[Dataset listings of figures]

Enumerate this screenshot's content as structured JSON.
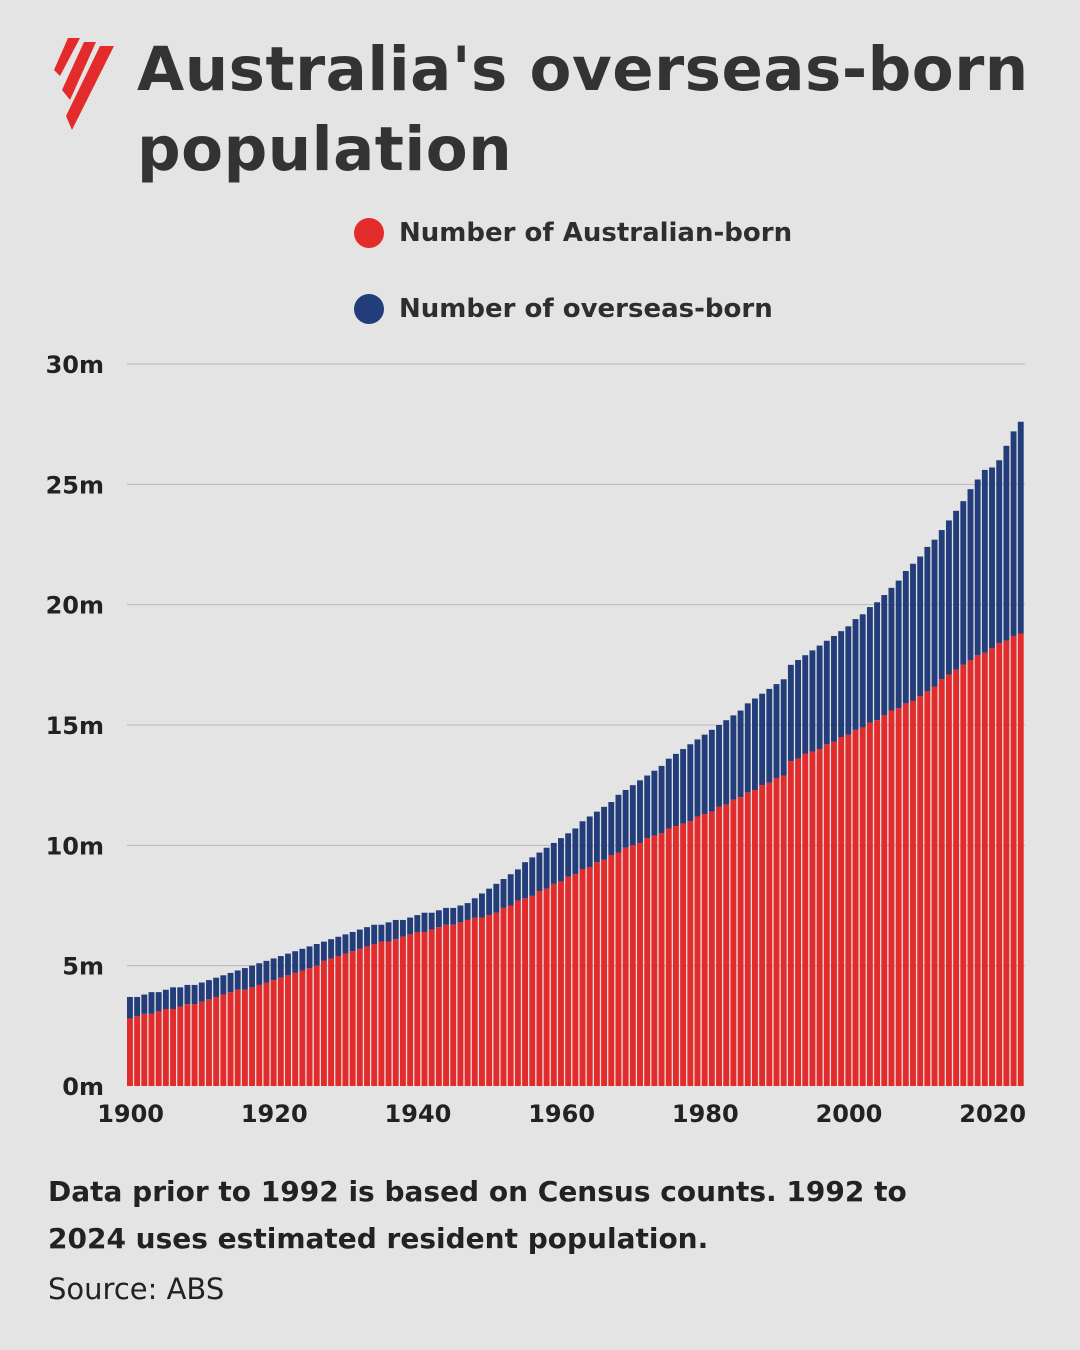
{
  "brand": {
    "logo_icon": "sbs-logo-icon",
    "color": "#e32b2b"
  },
  "title": "Australia's overseas-born population",
  "title_lines": [
    "Australia's overseas-born",
    "population"
  ],
  "footnote": {
    "lines": [
      "Data prior to 1992 is based on Census counts. 1992 to",
      "2024 uses estimated resident population."
    ],
    "source": "Source: ABS"
  },
  "chart_data": {
    "type": "bar",
    "stacked": true,
    "x_range": [
      1900,
      2024
    ],
    "xticks": [
      "1900",
      "1920",
      "1940",
      "1960",
      "1980",
      "2000",
      "2020"
    ],
    "xtick_values": [
      1900,
      1920,
      1940,
      1960,
      1980,
      2000,
      2020
    ],
    "ylim": [
      0,
      30
    ],
    "yticks": [
      "0m",
      "5m",
      "10m",
      "15m",
      "20m",
      "25m",
      "30m"
    ],
    "ytick_values": [
      0,
      5,
      10,
      15,
      20,
      25,
      30
    ],
    "grid": true,
    "legend_placement": "top-center",
    "series": [
      {
        "name": "Number of Australian-born",
        "color": "#e32b2b",
        "values": [
          2.8,
          2.9,
          3.0,
          3.0,
          3.1,
          3.2,
          3.2,
          3.3,
          3.4,
          3.4,
          3.5,
          3.6,
          3.7,
          3.8,
          3.9,
          4.0,
          4.0,
          4.1,
          4.2,
          4.3,
          4.4,
          4.5,
          4.6,
          4.7,
          4.8,
          4.9,
          5.0,
          5.2,
          5.3,
          5.4,
          5.5,
          5.6,
          5.7,
          5.8,
          5.9,
          6.0,
          6.0,
          6.1,
          6.2,
          6.3,
          6.4,
          6.4,
          6.5,
          6.6,
          6.7,
          6.7,
          6.8,
          6.9,
          7.0,
          7.0,
          7.1,
          7.2,
          7.4,
          7.5,
          7.7,
          7.8,
          7.9,
          8.1,
          8.2,
          8.4,
          8.5,
          8.7,
          8.8,
          9.0,
          9.1,
          9.3,
          9.4,
          9.6,
          9.7,
          9.9,
          10.0,
          10.1,
          10.3,
          10.4,
          10.5,
          10.7,
          10.8,
          10.9,
          11.0,
          11.2,
          11.3,
          11.4,
          11.6,
          11.7,
          11.9,
          12.0,
          12.2,
          12.3,
          12.5,
          12.6,
          12.8,
          12.9,
          13.5,
          13.6,
          13.8,
          13.9,
          14.0,
          14.2,
          14.3,
          14.5,
          14.6,
          14.8,
          14.9,
          15.1,
          15.2,
          15.4,
          15.6,
          15.7,
          15.9,
          16.0,
          16.2,
          16.4,
          16.6,
          16.9,
          17.1,
          17.3,
          17.5,
          17.7,
          17.9,
          18.0,
          18.2,
          18.4,
          18.5,
          18.7,
          18.8
        ]
      },
      {
        "name": "Number of overseas-born",
        "color": "#233d7a",
        "values": [
          0.9,
          0.8,
          0.8,
          0.9,
          0.8,
          0.8,
          0.9,
          0.8,
          0.8,
          0.8,
          0.8,
          0.8,
          0.8,
          0.8,
          0.8,
          0.8,
          0.9,
          0.9,
          0.9,
          0.9,
          0.9,
          0.9,
          0.9,
          0.9,
          0.9,
          0.9,
          0.9,
          0.8,
          0.8,
          0.8,
          0.8,
          0.8,
          0.8,
          0.8,
          0.8,
          0.7,
          0.8,
          0.8,
          0.7,
          0.7,
          0.7,
          0.8,
          0.7,
          0.7,
          0.7,
          0.7,
          0.7,
          0.7,
          0.8,
          1.0,
          1.1,
          1.2,
          1.2,
          1.3,
          1.3,
          1.5,
          1.6,
          1.6,
          1.7,
          1.7,
          1.8,
          1.8,
          1.9,
          2.0,
          2.1,
          2.1,
          2.2,
          2.2,
          2.4,
          2.4,
          2.5,
          2.6,
          2.6,
          2.7,
          2.8,
          2.9,
          3.0,
          3.1,
          3.2,
          3.2,
          3.3,
          3.4,
          3.4,
          3.5,
          3.5,
          3.6,
          3.7,
          3.8,
          3.8,
          3.9,
          3.9,
          4.0,
          4.0,
          4.1,
          4.1,
          4.2,
          4.3,
          4.3,
          4.4,
          4.4,
          4.5,
          4.6,
          4.7,
          4.8,
          4.9,
          5.0,
          5.1,
          5.3,
          5.5,
          5.7,
          5.8,
          6.0,
          6.1,
          6.2,
          6.4,
          6.6,
          6.8,
          7.1,
          7.3,
          7.6,
          7.5,
          7.6,
          8.1,
          8.5,
          8.8
        ]
      }
    ]
  }
}
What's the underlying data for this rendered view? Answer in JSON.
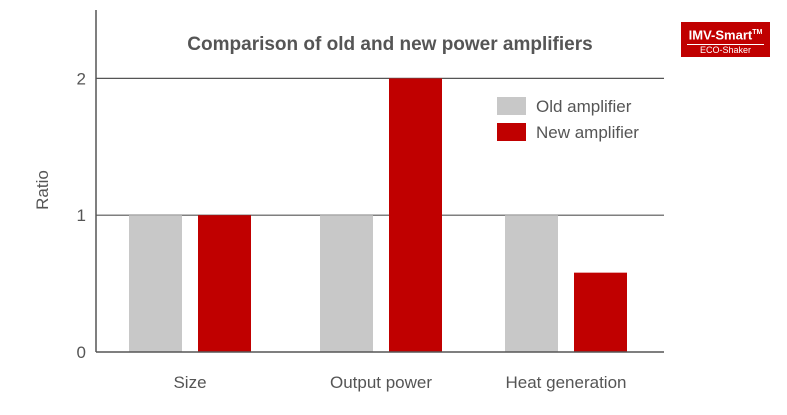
{
  "chart_data": {
    "type": "bar",
    "title": "Comparison of old and new power amplifiers",
    "xlabel": "",
    "ylabel": "Ratio",
    "categories": [
      "Size",
      "Output power",
      "Heat generation"
    ],
    "series": [
      {
        "name": "Old amplifier",
        "values": [
          1,
          1,
          1
        ],
        "color": "#c8c8c8"
      },
      {
        "name": "New amplifier",
        "values": [
          1,
          2,
          0.58
        ],
        "color": "#c00000"
      }
    ],
    "ylim": [
      0,
      2.5
    ],
    "yticks": [
      0,
      1,
      2
    ],
    "grid": true,
    "legend": "top-right"
  },
  "logo": {
    "brand": "IMV-Smart",
    "trademark": "TM",
    "subtitle": "ECO-Shaker"
  }
}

EXERCISE DESCRIPTION:
Repeat all of the records verbatim, leaving out the pictures.

TASK RESPONSE:
Enumerate this screenshot's content as structured JSON.
{
  "brand": {
    "logo_icon": "sbs-logo-icon",
    "color": "#e32b2b"
  },
  "title": "Australia's overseas-born population",
  "title_lines": [
    "Australia's overseas-born",
    "population"
  ],
  "footnote": {
    "lines": [
      "Data prior to 1992 is based on Census counts. 1992 to",
      "2024 uses estimated resident population."
    ],
    "source": "Source: ABS"
  },
  "chart_data": {
    "type": "bar",
    "stacked": true,
    "x_range": [
      1900,
      2024
    ],
    "xticks": [
      "1900",
      "1920",
      "1940",
      "1960",
      "1980",
      "2000",
      "2020"
    ],
    "xtick_values": [
      1900,
      1920,
      1940,
      1960,
      1980,
      2000,
      2020
    ],
    "ylim": [
      0,
      30
    ],
    "yticks": [
      "0m",
      "5m",
      "10m",
      "15m",
      "20m",
      "25m",
      "30m"
    ],
    "ytick_values": [
      0,
      5,
      10,
      15,
      20,
      25,
      30
    ],
    "grid": true,
    "legend_placement": "top-center",
    "series": [
      {
        "name": "Number of Australian-born",
        "color": "#e32b2b",
        "values": [
          2.8,
          2.9,
          3.0,
          3.0,
          3.1,
          3.2,
          3.2,
          3.3,
          3.4,
          3.4,
          3.5,
          3.6,
          3.7,
          3.8,
          3.9,
          4.0,
          4.0,
          4.1,
          4.2,
          4.3,
          4.4,
          4.5,
          4.6,
          4.7,
          4.8,
          4.9,
          5.0,
          5.2,
          5.3,
          5.4,
          5.5,
          5.6,
          5.7,
          5.8,
          5.9,
          6.0,
          6.0,
          6.1,
          6.2,
          6.3,
          6.4,
          6.4,
          6.5,
          6.6,
          6.7,
          6.7,
          6.8,
          6.9,
          7.0,
          7.0,
          7.1,
          7.2,
          7.4,
          7.5,
          7.7,
          7.8,
          7.9,
          8.1,
          8.2,
          8.4,
          8.5,
          8.7,
          8.8,
          9.0,
          9.1,
          9.3,
          9.4,
          9.6,
          9.7,
          9.9,
          10.0,
          10.1,
          10.3,
          10.4,
          10.5,
          10.7,
          10.8,
          10.9,
          11.0,
          11.2,
          11.3,
          11.4,
          11.6,
          11.7,
          11.9,
          12.0,
          12.2,
          12.3,
          12.5,
          12.6,
          12.8,
          12.9,
          13.5,
          13.6,
          13.8,
          13.9,
          14.0,
          14.2,
          14.3,
          14.5,
          14.6,
          14.8,
          14.9,
          15.1,
          15.2,
          15.4,
          15.6,
          15.7,
          15.9,
          16.0,
          16.2,
          16.4,
          16.6,
          16.9,
          17.1,
          17.3,
          17.5,
          17.7,
          17.9,
          18.0,
          18.2,
          18.4,
          18.5,
          18.7,
          18.8
        ]
      },
      {
        "name": "Number of overseas-born",
        "color": "#233d7a",
        "values": [
          0.9,
          0.8,
          0.8,
          0.9,
          0.8,
          0.8,
          0.9,
          0.8,
          0.8,
          0.8,
          0.8,
          0.8,
          0.8,
          0.8,
          0.8,
          0.8,
          0.9,
          0.9,
          0.9,
          0.9,
          0.9,
          0.9,
          0.9,
          0.9,
          0.9,
          0.9,
          0.9,
          0.8,
          0.8,
          0.8,
          0.8,
          0.8,
          0.8,
          0.8,
          0.8,
          0.7,
          0.8,
          0.8,
          0.7,
          0.7,
          0.7,
          0.8,
          0.7,
          0.7,
          0.7,
          0.7,
          0.7,
          0.7,
          0.8,
          1.0,
          1.1,
          1.2,
          1.2,
          1.3,
          1.3,
          1.5,
          1.6,
          1.6,
          1.7,
          1.7,
          1.8,
          1.8,
          1.9,
          2.0,
          2.1,
          2.1,
          2.2,
          2.2,
          2.4,
          2.4,
          2.5,
          2.6,
          2.6,
          2.7,
          2.8,
          2.9,
          3.0,
          3.1,
          3.2,
          3.2,
          3.3,
          3.4,
          3.4,
          3.5,
          3.5,
          3.6,
          3.7,
          3.8,
          3.8,
          3.9,
          3.9,
          4.0,
          4.0,
          4.1,
          4.1,
          4.2,
          4.3,
          4.3,
          4.4,
          4.4,
          4.5,
          4.6,
          4.7,
          4.8,
          4.9,
          5.0,
          5.1,
          5.3,
          5.5,
          5.7,
          5.8,
          6.0,
          6.1,
          6.2,
          6.4,
          6.6,
          6.8,
          7.1,
          7.3,
          7.6,
          7.5,
          7.6,
          8.1,
          8.5,
          8.8
        ]
      }
    ]
  }
}
What's the underlying data for this rendered view? Answer in JSON.
{
  "chart_data": {
    "type": "bar",
    "title": "Comparison of old and new power amplifiers",
    "xlabel": "",
    "ylabel": "Ratio",
    "categories": [
      "Size",
      "Output power",
      "Heat generation"
    ],
    "series": [
      {
        "name": "Old amplifier",
        "values": [
          1,
          1,
          1
        ],
        "color": "#c8c8c8"
      },
      {
        "name": "New amplifier",
        "values": [
          1,
          2,
          0.58
        ],
        "color": "#c00000"
      }
    ],
    "ylim": [
      0,
      2.5
    ],
    "yticks": [
      0,
      1,
      2
    ],
    "grid": true,
    "legend": "top-right"
  },
  "logo": {
    "brand": "IMV-Smart",
    "trademark": "TM",
    "subtitle": "ECO-Shaker"
  }
}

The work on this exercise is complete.